=== WRITTEN PROBLEM ===
Each line that holds the word "настоящим" counts once. Give the total number of such lines and nothing else.

=== ENTRIES PROVIDED ===
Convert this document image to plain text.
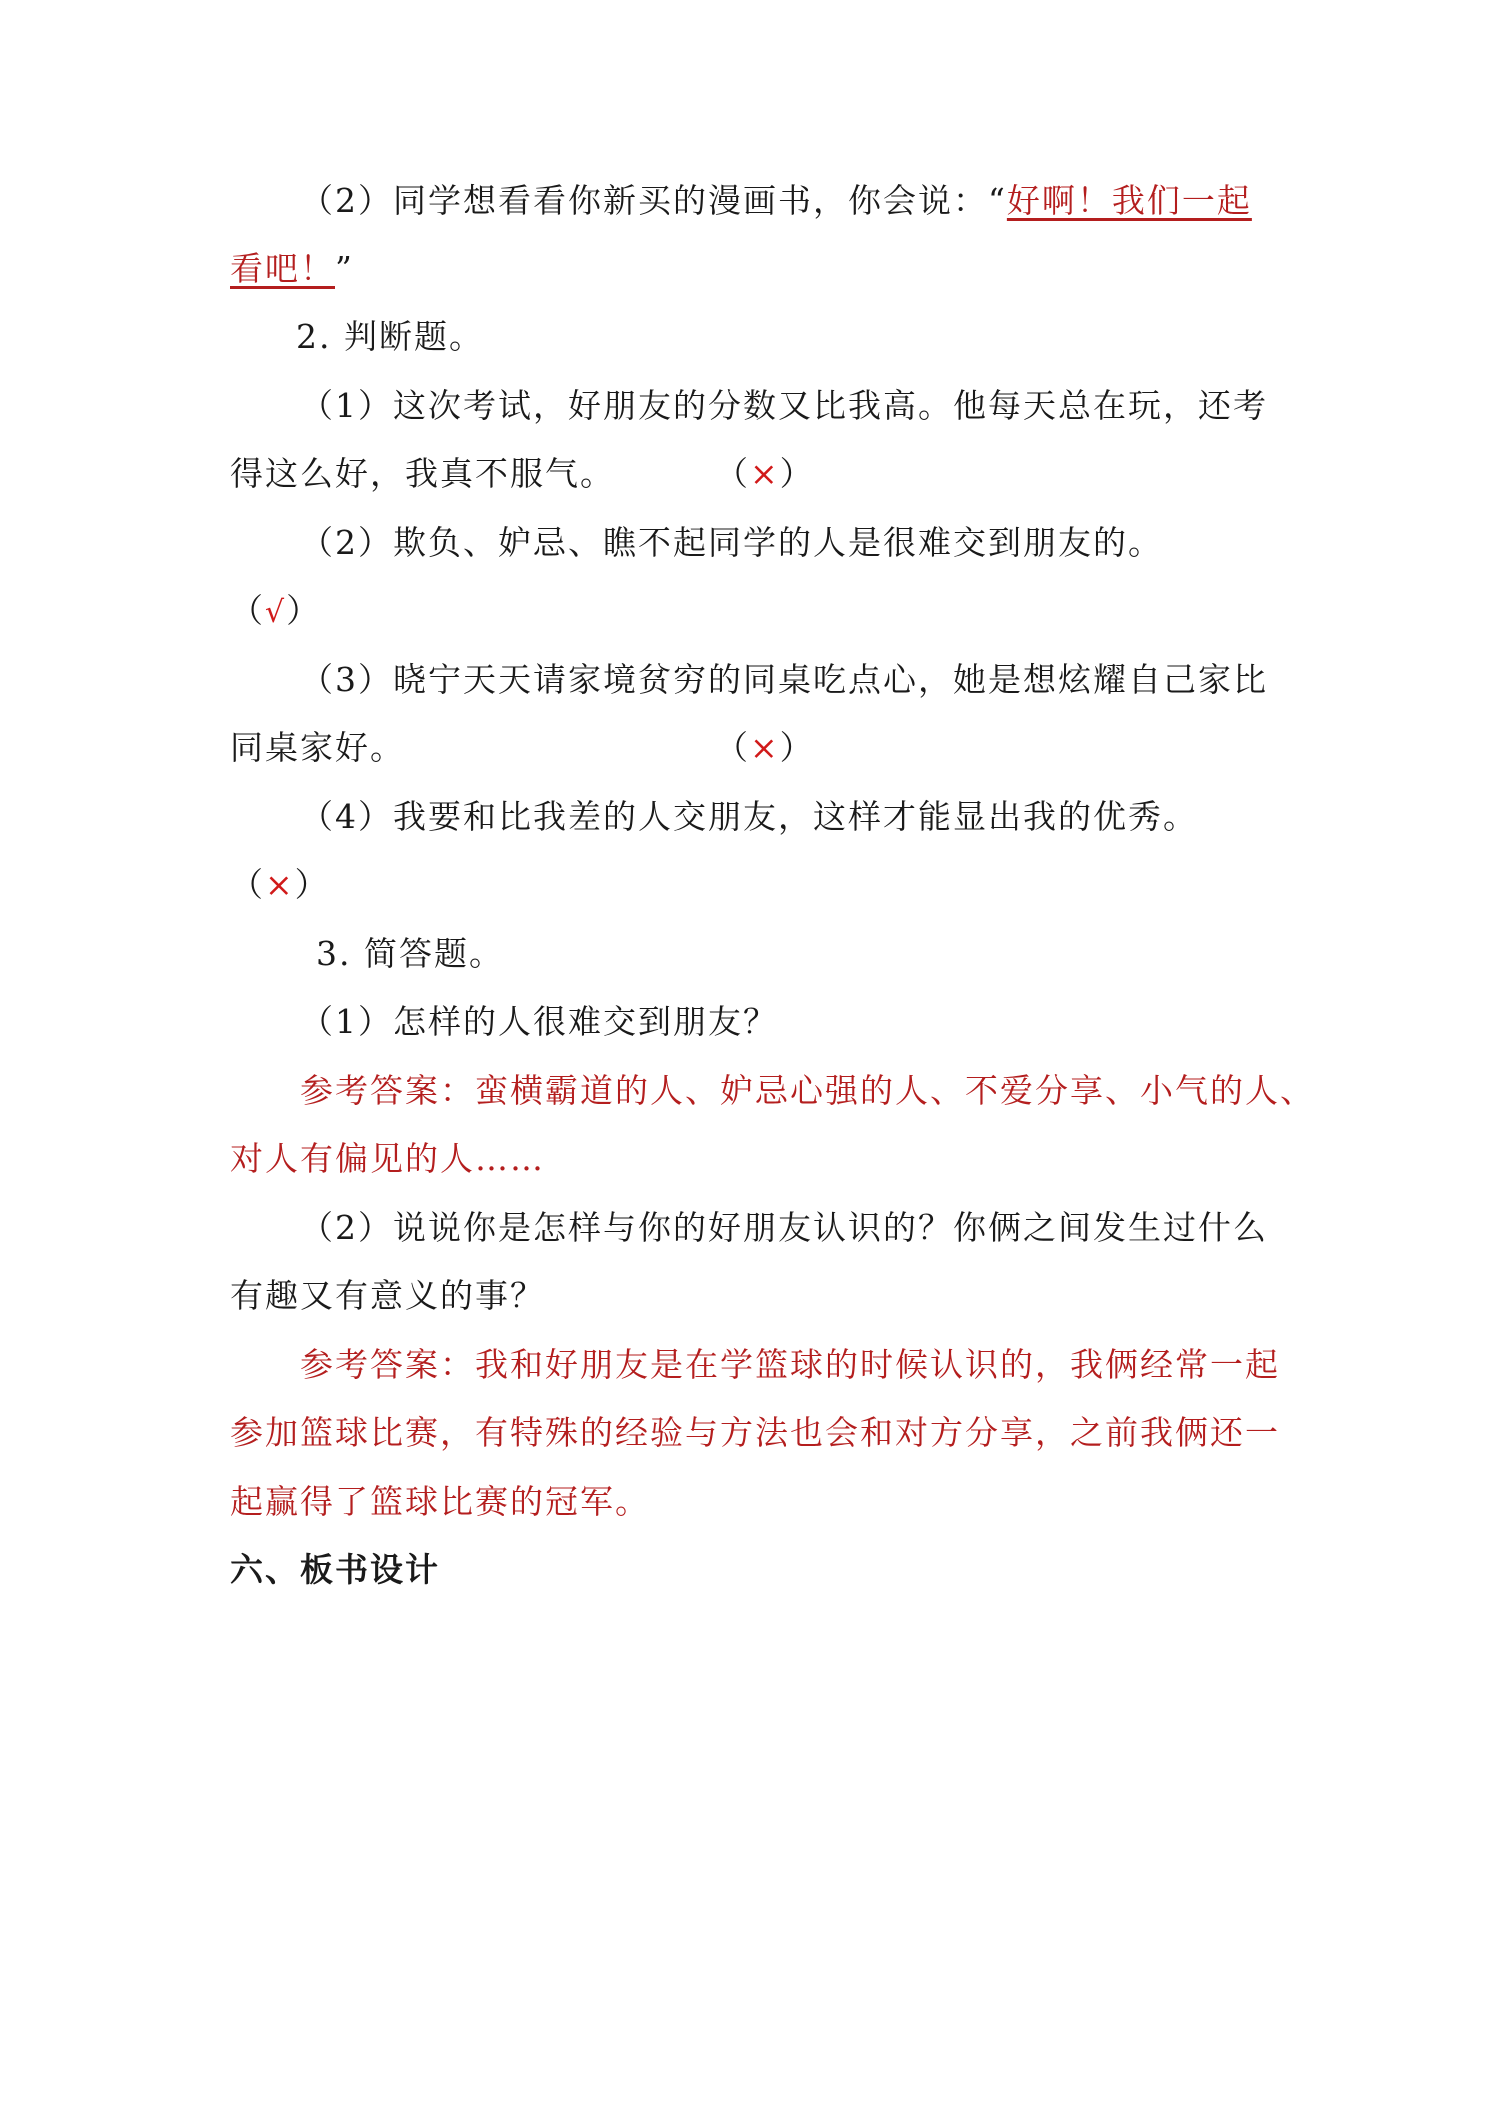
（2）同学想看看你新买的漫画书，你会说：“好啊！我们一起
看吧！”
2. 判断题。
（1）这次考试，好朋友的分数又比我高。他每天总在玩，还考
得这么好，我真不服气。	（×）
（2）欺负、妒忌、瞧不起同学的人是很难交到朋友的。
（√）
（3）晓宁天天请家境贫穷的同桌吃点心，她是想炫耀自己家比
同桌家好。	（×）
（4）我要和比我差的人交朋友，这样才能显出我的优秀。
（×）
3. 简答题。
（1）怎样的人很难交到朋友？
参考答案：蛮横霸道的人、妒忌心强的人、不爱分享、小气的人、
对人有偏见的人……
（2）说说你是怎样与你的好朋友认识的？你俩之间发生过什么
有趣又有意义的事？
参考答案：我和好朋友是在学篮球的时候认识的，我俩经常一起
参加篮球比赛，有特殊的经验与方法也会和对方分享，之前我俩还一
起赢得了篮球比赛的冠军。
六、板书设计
...
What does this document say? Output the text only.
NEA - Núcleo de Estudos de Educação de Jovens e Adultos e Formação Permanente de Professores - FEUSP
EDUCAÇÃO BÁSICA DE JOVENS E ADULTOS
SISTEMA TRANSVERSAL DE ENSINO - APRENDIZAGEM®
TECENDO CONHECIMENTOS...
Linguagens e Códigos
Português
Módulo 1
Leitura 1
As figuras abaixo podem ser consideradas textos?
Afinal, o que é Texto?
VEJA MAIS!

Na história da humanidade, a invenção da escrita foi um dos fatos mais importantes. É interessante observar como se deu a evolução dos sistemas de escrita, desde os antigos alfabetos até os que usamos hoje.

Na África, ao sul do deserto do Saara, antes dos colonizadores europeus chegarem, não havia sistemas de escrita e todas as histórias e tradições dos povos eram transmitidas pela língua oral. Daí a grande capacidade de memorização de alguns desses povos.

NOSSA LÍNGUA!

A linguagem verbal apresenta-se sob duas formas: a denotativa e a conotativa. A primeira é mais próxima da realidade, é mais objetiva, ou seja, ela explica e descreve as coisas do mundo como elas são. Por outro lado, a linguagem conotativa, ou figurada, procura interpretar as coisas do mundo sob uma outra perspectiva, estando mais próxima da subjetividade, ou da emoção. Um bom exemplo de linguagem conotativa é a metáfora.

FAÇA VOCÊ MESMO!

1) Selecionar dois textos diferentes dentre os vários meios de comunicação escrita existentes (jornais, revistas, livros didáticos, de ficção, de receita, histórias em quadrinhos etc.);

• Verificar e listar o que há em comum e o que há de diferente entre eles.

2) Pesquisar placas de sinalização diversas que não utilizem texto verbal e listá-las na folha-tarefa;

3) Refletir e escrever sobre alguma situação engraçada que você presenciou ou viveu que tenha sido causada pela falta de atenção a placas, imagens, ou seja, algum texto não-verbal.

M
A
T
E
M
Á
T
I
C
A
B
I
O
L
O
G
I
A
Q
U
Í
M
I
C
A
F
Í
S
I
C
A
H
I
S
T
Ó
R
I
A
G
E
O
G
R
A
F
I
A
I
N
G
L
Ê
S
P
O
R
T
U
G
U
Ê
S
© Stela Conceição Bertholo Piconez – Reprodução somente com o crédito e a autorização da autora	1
...
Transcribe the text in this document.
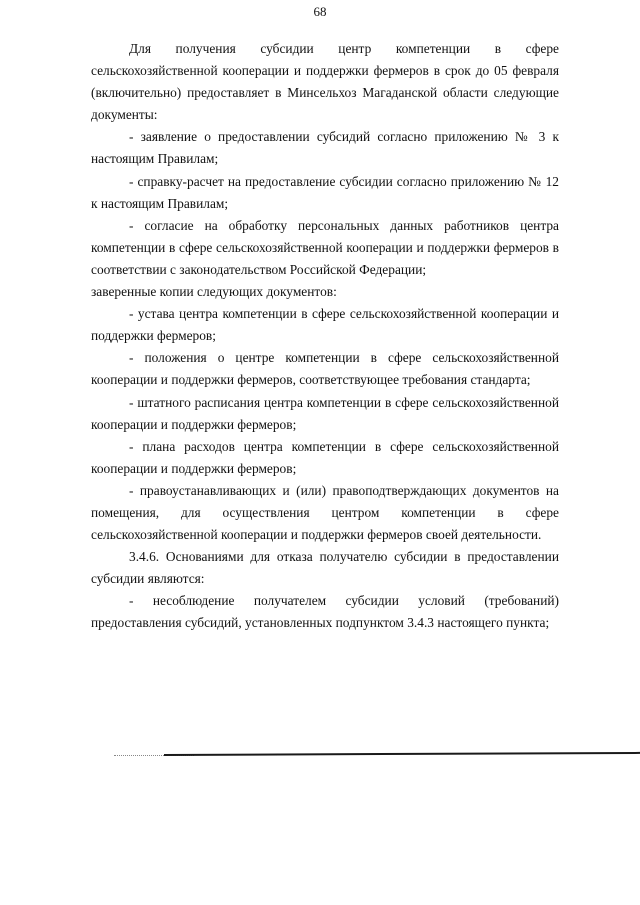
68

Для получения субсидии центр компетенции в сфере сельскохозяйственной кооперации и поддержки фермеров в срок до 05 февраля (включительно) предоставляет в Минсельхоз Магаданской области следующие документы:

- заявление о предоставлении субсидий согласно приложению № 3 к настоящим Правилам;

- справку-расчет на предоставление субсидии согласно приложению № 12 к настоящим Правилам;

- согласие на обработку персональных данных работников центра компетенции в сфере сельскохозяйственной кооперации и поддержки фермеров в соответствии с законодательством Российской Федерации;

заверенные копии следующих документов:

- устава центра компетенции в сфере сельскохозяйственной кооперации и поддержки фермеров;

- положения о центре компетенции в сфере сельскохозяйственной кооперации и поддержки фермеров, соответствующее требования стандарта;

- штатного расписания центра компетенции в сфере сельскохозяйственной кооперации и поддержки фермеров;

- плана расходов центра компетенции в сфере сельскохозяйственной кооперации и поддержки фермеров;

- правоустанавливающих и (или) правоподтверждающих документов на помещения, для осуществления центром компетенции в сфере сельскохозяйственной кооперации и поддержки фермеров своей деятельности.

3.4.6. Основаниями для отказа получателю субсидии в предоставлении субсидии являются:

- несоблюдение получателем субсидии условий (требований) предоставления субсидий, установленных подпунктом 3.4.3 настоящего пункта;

=== ANSWER FOR THIS EXERCISE ===
2